-- START --

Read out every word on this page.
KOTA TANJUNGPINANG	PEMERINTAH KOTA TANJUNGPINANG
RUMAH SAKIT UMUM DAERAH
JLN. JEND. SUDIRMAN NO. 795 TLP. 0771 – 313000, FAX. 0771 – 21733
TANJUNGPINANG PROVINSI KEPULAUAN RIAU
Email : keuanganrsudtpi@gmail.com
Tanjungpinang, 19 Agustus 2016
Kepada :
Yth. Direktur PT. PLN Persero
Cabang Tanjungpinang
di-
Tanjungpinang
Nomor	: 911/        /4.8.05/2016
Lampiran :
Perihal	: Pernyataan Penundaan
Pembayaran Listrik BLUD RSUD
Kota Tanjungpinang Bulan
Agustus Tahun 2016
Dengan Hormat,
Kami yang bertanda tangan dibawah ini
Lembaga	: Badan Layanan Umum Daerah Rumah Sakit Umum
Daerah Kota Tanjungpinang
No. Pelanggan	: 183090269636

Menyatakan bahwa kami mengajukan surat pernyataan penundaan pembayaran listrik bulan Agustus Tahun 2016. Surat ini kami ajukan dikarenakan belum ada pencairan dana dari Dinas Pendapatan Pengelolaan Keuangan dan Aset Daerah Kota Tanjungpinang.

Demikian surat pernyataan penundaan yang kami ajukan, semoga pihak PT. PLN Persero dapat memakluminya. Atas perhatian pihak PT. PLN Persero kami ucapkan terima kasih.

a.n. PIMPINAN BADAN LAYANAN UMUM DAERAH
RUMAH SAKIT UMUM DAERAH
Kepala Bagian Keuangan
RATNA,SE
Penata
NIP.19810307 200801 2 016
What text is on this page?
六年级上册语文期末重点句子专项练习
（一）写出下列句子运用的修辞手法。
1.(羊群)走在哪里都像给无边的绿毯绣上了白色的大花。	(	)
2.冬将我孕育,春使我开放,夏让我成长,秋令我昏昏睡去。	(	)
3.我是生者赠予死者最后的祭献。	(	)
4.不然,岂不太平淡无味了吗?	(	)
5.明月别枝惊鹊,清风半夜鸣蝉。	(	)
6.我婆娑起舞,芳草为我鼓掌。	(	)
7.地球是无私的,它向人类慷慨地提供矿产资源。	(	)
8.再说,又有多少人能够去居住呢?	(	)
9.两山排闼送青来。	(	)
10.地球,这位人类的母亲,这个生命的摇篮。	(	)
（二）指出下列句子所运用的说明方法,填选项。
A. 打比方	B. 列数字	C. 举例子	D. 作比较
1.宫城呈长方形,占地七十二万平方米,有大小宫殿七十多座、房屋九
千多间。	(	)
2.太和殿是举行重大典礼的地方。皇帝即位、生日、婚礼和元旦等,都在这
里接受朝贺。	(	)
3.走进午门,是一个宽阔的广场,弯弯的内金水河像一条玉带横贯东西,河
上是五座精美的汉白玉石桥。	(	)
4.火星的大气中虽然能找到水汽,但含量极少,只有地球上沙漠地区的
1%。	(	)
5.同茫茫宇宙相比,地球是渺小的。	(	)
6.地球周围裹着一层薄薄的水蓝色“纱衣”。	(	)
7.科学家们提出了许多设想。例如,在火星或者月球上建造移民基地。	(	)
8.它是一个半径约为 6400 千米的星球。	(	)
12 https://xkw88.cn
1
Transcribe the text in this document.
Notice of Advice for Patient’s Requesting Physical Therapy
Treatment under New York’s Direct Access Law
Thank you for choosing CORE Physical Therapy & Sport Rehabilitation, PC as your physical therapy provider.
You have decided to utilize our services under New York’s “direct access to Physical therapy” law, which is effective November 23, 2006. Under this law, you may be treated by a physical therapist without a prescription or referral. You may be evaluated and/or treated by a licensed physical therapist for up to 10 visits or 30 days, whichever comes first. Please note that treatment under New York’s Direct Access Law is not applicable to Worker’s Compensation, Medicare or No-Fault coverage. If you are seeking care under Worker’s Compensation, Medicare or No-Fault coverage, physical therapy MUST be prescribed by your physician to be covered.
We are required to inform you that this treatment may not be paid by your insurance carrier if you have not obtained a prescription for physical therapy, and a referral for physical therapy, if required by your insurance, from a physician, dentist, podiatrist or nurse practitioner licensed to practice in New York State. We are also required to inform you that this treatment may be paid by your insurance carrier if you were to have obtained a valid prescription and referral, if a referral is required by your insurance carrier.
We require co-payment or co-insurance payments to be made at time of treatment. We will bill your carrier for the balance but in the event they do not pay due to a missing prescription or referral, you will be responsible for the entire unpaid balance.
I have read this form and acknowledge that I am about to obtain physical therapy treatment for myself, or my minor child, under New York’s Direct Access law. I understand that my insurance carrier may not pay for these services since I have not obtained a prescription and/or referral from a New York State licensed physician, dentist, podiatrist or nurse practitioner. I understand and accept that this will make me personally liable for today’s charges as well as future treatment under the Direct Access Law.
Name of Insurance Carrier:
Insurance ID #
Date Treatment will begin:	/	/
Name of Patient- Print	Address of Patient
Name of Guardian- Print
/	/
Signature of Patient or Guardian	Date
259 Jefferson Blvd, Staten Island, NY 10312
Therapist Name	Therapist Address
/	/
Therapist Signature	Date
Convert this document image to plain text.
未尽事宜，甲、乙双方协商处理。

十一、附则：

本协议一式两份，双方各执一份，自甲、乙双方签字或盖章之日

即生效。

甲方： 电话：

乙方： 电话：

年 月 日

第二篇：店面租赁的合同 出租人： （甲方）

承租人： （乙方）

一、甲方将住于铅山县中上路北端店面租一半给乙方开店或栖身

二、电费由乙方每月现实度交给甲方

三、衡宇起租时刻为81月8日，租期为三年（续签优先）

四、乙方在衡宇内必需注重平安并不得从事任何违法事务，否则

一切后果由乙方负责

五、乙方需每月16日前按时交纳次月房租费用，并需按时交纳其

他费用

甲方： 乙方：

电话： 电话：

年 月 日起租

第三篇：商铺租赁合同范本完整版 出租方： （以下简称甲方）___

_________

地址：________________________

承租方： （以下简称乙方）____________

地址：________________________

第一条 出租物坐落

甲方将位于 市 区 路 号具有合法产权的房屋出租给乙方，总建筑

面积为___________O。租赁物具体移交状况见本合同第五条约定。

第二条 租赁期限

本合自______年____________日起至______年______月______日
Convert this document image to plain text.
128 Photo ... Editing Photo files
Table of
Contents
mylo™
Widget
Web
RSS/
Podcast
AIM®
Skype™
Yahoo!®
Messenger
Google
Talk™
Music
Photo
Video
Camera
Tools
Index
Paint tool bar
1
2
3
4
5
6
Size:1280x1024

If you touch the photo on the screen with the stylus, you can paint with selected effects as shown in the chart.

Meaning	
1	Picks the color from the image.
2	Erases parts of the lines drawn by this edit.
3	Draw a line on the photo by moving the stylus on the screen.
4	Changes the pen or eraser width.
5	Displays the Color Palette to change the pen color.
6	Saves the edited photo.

-- END --

• _Exercise requirements_
Show each line in the entries that holds the string "Address".

• _Output below_
Name of Patient- Print	Address of Patient
Therapist Name	Therapist Address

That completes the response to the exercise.